## YOUR INSTRUCTIONS
Note each line where "size" appears, and copy it.

## SOURCE MATERIAL
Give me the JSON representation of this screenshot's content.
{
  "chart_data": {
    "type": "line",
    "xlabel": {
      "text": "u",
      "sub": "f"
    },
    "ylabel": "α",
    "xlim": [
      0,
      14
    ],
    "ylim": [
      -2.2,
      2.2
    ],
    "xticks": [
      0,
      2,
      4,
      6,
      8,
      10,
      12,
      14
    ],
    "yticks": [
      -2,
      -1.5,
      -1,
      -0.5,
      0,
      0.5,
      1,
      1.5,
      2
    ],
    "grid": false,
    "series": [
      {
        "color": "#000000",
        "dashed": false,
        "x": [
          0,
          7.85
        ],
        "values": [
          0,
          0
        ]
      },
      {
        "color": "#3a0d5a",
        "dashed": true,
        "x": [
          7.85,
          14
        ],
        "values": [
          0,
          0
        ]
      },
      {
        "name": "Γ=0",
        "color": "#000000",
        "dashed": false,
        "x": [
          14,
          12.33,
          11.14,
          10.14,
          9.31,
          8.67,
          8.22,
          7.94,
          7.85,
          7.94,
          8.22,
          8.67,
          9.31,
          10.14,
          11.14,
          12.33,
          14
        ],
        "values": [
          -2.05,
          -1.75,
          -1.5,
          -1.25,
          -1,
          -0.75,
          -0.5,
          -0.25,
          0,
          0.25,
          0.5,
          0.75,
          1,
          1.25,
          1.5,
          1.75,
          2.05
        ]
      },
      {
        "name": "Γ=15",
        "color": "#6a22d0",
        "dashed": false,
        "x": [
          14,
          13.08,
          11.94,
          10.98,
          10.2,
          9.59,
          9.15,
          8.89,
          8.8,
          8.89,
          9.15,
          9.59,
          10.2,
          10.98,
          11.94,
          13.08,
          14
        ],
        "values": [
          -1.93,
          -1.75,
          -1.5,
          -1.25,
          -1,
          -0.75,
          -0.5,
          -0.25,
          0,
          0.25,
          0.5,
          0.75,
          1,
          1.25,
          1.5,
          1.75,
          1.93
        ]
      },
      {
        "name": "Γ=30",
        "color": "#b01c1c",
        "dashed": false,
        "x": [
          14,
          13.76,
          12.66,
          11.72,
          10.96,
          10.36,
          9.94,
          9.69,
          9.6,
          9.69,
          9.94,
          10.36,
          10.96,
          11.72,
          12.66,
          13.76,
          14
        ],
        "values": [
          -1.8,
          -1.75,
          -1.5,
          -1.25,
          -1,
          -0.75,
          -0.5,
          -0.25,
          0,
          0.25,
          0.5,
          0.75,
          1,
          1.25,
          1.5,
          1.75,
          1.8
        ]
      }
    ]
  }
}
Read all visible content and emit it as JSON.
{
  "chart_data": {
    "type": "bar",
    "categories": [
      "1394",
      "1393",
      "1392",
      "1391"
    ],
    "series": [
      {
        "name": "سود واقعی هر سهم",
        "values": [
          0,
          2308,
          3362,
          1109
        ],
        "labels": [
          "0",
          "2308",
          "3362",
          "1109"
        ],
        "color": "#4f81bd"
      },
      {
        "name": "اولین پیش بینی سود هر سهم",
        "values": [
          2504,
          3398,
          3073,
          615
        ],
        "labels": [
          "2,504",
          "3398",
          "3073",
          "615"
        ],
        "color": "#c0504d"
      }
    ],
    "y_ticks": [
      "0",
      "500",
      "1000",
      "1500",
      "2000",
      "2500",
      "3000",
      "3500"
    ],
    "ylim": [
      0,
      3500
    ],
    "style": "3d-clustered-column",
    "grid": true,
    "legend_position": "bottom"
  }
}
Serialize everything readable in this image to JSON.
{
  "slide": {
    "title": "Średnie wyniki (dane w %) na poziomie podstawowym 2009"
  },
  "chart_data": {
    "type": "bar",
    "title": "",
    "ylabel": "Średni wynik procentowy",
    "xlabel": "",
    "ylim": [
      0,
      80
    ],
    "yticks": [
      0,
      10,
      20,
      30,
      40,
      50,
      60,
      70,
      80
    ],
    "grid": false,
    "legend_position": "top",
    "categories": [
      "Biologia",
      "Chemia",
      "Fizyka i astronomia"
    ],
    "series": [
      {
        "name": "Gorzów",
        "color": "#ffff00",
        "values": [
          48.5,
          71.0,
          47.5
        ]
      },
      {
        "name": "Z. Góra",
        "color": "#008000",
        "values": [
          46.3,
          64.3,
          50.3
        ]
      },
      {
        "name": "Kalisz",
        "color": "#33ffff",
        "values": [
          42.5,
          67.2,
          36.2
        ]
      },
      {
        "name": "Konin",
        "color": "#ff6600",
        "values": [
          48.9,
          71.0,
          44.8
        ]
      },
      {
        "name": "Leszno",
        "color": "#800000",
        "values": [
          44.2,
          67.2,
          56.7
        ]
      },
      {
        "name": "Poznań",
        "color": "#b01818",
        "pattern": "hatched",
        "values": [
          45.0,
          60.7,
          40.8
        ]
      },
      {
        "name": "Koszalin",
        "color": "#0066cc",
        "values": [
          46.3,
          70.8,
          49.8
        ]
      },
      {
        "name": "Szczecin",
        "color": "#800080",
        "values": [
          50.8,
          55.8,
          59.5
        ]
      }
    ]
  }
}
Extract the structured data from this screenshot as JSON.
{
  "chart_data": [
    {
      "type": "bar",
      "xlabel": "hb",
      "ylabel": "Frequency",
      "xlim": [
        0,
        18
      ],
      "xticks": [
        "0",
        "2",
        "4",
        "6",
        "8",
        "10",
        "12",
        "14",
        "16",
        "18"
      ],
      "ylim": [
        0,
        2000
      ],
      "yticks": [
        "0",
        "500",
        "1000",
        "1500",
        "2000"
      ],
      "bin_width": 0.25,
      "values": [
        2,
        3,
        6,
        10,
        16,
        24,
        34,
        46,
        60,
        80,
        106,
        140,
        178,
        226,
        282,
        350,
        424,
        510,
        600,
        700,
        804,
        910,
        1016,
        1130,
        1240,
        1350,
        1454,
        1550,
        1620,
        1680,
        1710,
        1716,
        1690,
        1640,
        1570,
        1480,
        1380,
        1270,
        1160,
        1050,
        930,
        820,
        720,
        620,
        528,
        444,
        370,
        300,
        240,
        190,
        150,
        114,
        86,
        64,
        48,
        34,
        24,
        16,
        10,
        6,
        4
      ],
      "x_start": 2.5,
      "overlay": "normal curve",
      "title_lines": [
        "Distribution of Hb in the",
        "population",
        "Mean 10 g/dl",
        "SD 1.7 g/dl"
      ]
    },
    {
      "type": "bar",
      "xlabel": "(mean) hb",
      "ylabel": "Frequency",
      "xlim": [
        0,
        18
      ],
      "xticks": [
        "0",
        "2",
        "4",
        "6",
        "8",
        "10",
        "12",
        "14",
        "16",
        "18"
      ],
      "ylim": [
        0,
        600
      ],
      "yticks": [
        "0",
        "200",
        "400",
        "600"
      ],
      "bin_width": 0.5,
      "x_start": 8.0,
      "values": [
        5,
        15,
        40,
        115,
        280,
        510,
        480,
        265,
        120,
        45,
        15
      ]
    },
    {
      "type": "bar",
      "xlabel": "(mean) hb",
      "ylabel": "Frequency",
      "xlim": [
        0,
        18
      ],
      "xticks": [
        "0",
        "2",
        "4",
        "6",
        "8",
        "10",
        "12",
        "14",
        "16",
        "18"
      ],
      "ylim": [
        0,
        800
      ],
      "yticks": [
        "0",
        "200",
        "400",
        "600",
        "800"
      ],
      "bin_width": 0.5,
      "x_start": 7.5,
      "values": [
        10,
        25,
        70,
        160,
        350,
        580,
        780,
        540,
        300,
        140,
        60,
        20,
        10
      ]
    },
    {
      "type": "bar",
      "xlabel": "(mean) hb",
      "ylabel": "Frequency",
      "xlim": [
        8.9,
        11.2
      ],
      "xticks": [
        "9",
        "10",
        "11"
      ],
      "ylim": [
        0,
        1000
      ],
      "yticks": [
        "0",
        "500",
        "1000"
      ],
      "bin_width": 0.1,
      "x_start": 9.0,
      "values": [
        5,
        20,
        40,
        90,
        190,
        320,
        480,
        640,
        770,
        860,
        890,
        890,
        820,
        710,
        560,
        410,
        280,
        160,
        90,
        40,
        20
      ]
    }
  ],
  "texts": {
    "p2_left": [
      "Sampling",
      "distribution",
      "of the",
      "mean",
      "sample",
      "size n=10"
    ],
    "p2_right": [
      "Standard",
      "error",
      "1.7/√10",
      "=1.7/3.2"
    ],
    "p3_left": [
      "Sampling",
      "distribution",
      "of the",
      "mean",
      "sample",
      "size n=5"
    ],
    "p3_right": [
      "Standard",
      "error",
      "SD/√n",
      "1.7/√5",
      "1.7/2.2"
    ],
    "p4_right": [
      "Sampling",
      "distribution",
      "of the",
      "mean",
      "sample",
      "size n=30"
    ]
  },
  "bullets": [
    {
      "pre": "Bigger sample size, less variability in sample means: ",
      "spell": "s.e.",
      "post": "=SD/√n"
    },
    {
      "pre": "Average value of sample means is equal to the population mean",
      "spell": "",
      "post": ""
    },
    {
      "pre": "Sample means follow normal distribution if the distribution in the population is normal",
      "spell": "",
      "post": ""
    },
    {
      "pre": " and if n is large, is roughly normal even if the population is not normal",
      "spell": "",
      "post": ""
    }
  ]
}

...

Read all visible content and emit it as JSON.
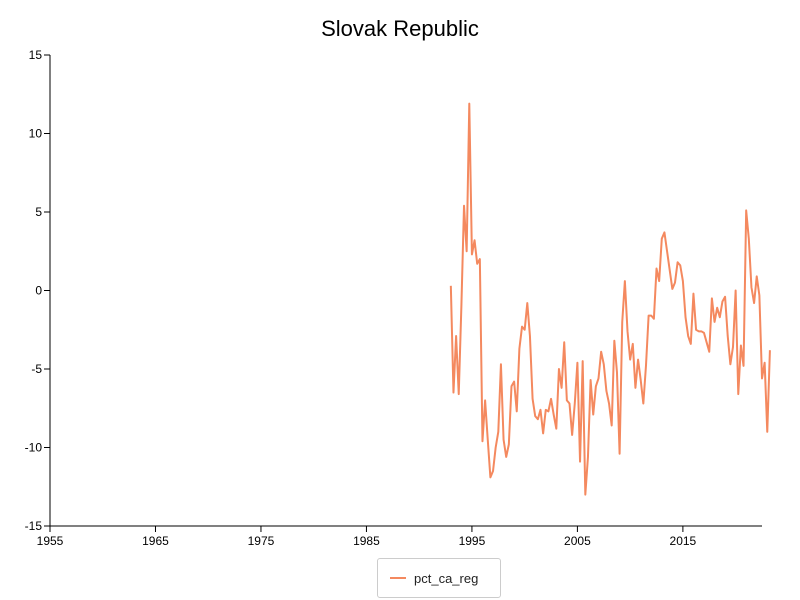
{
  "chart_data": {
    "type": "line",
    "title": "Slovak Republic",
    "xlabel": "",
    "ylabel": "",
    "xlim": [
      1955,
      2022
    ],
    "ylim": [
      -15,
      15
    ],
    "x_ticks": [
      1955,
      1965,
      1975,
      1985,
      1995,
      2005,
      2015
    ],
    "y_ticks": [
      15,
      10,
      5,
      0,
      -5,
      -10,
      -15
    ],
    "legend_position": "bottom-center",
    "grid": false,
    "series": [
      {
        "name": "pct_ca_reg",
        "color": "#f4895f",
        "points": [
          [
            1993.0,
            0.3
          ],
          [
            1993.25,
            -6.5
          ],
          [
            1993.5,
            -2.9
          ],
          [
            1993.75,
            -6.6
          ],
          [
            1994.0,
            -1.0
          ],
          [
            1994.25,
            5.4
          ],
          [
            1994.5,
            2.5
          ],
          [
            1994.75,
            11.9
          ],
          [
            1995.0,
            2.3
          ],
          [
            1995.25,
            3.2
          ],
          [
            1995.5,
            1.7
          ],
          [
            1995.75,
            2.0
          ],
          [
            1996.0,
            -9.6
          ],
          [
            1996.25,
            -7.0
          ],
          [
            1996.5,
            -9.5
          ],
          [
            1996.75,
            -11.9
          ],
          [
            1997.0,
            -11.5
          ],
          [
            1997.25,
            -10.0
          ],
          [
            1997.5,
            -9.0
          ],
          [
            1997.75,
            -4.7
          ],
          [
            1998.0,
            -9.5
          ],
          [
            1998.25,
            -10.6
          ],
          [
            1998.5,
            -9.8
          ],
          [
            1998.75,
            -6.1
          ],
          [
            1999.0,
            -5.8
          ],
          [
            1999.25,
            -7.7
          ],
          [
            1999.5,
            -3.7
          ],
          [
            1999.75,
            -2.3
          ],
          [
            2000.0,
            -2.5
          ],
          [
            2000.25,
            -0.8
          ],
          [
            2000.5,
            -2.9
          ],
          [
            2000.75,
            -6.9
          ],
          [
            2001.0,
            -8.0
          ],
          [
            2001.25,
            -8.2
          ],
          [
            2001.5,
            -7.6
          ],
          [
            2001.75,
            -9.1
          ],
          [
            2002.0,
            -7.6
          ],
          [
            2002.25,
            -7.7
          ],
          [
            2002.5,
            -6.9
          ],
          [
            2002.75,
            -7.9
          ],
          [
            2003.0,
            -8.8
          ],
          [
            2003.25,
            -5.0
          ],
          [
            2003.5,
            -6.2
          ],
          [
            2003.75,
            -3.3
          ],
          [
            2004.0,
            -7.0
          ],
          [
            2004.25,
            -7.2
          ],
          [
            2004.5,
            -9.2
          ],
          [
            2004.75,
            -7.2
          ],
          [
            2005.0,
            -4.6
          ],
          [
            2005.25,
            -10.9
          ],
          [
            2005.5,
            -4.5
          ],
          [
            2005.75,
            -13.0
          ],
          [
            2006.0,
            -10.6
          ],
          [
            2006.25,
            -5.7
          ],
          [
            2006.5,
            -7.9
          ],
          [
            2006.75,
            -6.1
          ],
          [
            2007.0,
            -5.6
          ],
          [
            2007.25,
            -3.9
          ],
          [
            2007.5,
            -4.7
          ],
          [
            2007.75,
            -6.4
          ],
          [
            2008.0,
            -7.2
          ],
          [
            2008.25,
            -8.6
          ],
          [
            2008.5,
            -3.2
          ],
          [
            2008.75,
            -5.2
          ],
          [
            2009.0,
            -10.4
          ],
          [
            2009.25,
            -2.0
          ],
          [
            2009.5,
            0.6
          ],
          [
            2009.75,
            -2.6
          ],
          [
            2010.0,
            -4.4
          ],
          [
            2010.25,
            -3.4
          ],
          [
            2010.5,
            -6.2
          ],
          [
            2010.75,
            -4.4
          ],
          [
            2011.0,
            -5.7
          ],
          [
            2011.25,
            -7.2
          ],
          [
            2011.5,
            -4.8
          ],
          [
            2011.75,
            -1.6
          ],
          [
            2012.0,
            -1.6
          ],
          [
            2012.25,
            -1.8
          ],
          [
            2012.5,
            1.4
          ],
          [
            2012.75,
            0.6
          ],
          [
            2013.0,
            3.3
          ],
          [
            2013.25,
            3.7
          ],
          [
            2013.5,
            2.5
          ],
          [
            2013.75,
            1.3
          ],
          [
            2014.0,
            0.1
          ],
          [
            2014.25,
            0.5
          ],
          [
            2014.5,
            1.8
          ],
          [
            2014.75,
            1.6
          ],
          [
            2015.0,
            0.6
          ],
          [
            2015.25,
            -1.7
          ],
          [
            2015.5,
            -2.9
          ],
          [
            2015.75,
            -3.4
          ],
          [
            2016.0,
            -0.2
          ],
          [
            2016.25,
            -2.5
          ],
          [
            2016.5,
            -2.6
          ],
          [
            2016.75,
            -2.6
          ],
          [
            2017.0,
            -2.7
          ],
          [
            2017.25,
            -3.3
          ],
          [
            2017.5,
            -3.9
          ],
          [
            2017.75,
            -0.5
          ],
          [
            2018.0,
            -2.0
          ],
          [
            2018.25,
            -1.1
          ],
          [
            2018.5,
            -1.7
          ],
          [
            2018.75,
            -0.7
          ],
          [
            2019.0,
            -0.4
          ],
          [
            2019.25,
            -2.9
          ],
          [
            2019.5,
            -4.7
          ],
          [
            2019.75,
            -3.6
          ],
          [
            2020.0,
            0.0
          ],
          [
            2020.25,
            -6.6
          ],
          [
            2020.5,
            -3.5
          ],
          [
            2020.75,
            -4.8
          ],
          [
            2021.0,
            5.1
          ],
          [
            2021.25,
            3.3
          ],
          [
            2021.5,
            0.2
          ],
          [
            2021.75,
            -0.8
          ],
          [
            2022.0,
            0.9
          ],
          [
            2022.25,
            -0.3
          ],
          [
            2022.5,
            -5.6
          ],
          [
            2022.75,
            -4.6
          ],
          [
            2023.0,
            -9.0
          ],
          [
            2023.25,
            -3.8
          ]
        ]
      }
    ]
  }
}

==

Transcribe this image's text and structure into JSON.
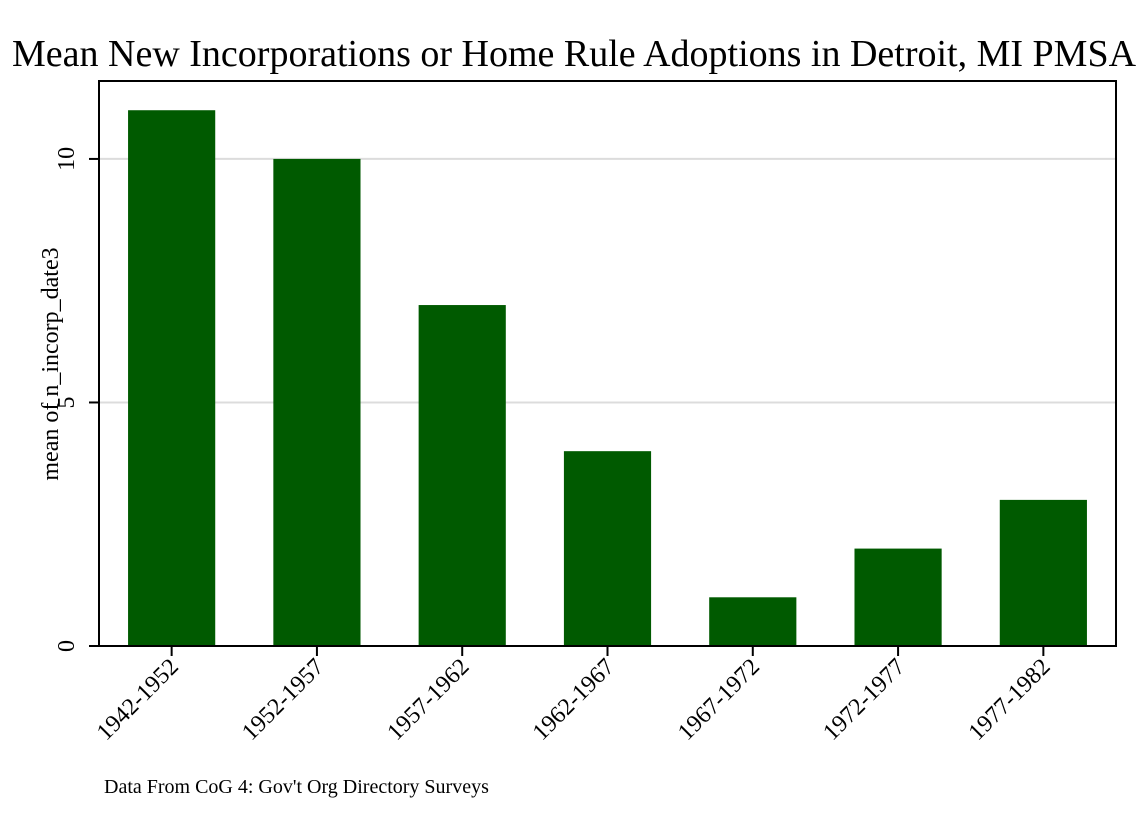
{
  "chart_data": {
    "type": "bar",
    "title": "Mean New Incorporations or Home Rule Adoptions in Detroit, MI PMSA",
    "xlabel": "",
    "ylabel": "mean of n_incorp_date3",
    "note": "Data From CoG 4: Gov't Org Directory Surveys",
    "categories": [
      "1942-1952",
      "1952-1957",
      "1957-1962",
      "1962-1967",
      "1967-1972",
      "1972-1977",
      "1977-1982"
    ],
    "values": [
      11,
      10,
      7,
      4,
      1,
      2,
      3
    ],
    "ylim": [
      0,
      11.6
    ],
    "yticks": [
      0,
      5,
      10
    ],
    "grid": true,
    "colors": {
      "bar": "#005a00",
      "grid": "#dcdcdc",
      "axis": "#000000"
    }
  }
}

## EXPECTED OUTPUT
      "size n=10"
      "size n=5"
      "size n=30"
      "pre": "Bigger sample size, less variability in sample means: ",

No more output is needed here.